* Fragmento:
Aventuro estas últimas dos hipótesis porque entiendo la indignación provocada por las opiniones políticas de Ozzy Osbourne, que esta semana agita las polémicas posteriores a su fallecimiento, ocurrido el martes, pero quisiera entender también al propio Ozzy y a otros como él. En cuanto a su apoyo al gobierno israelí, no descarto esa explicación generacional que el historiador (judío) Zachary Foster ha resumido recientemente de forma muy didáctica: «los boomers alcanzaron la madurez intelectual en un mundo en el que los palestinos estaban casi completamente ausentes» del discurso público, dominado por narrativas proisraelís, y «las investigaciones han demostrado que las opiniones son más persistentes a medida que las personas envejecen» (3). Pero más que la opinión de Ozzy, cuesta respetar su apoyo a los intentos de censurar otras opiniones con la hoy ya risible acusación falaz de «antisemitismo». Y pensar que en medio de la paranoia creada en los 80 en Estados Unidos por rumores de asesinatos satánicos Ozzy tuvo que comparecer ante el Tribunal del Santo Oficio de la Televisión del inquisidor Geraldo de Torquemada en su especial «Devil Worship: Exposing Satan’s Underground». ¡Quién lo hubiera imaginado! Ozzy Osbourne pidiendo censura. Llamando a la cana. El satánico profamilia (4). El que terminó en un reality. ¿En qué momento aquel chico saltó de las calles de Aston a la retaguardia del proletariado?

¿No terminó ese joven rebelde encarnando ejemplarmente las normas patriarcales al convertirse en próspero pater familias? Creo innecesario aclarar la importancia sociológica de la conversión de un outsider en modelo de relaciones familiares y valores tradicionales, pese a sus decorativas «extravagancias». ¿Pero se trata realmente de una conversión? ¿No está ya esa deriva desde el inicio en la música propiamente dicha, en la forma estética como tal, en el sonido, así como en la interpretación y cuanto la rodea? La performance metalera de masculinidad hegemónica, ¿qué revela sino la función política del sexo como fantasía social de poder y estructura de dominación que perpetúa jerarquías y relaciones de autoridad y control? ¿No estaba ya aquí el germen del conservadurismo posterior? Esto no solo se aplica al heavy metal; notoriamente, la agresividad «viril» del punk, percibida antaño como desafío al statu quo, se reflejó en la no menos «viril» agresividad de las reaccionarias opiniones políticas de varios de sus voceros décadas después. ¿Cambiaron ellos, o cambió el contexto? La música de esos chicos de clase obrera impedidos por el desempleo de demostrar su masculinidad convirtiéndose en proveedores de una familia nació como un ataque al capitalismo que los excluía y a la sociedad respetable que los marginaba, pero reconstruyó en una nueva comunidad el orden patriarcal que se encontraba en crisis dándoles la ilusión de ese poder que les faltaba en sus vidas.

Listados de ubicación de elementos
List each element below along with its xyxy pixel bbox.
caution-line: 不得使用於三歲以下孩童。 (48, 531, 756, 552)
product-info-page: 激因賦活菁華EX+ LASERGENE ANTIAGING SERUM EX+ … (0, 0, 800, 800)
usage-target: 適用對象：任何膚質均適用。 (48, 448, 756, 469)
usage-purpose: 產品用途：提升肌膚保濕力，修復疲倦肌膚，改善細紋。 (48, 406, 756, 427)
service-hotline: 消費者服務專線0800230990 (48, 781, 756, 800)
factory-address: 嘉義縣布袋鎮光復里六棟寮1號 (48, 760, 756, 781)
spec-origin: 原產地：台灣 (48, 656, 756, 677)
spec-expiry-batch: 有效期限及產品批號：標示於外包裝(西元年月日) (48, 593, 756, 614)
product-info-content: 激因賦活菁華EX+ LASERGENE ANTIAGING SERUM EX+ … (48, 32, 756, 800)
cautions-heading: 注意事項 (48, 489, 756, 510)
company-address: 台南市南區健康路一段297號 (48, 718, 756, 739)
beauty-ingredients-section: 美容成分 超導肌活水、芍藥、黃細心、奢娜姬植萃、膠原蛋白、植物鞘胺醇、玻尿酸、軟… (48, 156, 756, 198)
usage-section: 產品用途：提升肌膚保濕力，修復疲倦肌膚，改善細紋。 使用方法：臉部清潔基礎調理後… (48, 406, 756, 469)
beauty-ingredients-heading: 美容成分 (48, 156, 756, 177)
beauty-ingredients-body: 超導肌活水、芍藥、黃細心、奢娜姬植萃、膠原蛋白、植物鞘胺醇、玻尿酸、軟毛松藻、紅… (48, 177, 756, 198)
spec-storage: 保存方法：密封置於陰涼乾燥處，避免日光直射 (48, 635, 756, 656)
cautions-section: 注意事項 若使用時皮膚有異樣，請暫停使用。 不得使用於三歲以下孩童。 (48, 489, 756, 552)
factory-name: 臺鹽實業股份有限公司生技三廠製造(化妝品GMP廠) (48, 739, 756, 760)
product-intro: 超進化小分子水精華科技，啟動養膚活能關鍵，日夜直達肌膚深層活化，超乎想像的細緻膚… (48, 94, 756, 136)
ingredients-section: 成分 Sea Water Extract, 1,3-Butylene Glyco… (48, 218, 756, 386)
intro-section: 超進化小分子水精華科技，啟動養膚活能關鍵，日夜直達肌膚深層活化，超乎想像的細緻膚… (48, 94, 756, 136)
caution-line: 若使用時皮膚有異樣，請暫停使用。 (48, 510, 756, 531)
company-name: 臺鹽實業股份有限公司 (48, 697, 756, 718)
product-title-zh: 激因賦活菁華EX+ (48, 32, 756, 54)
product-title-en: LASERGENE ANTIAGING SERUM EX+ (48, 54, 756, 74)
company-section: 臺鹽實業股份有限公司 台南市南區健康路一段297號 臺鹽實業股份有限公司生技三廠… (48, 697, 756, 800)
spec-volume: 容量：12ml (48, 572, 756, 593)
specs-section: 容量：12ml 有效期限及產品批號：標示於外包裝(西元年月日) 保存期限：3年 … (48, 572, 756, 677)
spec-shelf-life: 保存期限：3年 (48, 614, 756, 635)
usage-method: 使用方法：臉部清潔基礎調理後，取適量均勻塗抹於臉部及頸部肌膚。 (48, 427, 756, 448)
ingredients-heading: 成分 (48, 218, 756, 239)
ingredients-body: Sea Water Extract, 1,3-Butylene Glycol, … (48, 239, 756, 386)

* Tarea: Copia todas las preguntas que aparecen en el segundo párrafo del fragmento, una por línea y en el orden en que figuran. Los registros provienen de una fuente distinta a la del fragmento.

* Solución escrita:
¿No terminó ese joven rebelde encarnando ejemplarmente las normas patriarcales al convertirse en próspero pater familias?
¿Pero se trata realmente de una conversión?
¿No está ya esa deriva desde el inicio en la música propiamente dicha, en la forma estética como tal, en el sonido, así como en la interpretación y cuanto la rodea?
La performance metalera de masculinidad hegemónica, ¿qué revela sino la función política del sexo como fantasía social de poder y estructura de dominación que perpetúa jerarquías y relaciones de autoridad y control?
¿No estaba ya aquí el germen del conservadurismo posterior?
¿Cambiaron ellos, o cambió el contexto?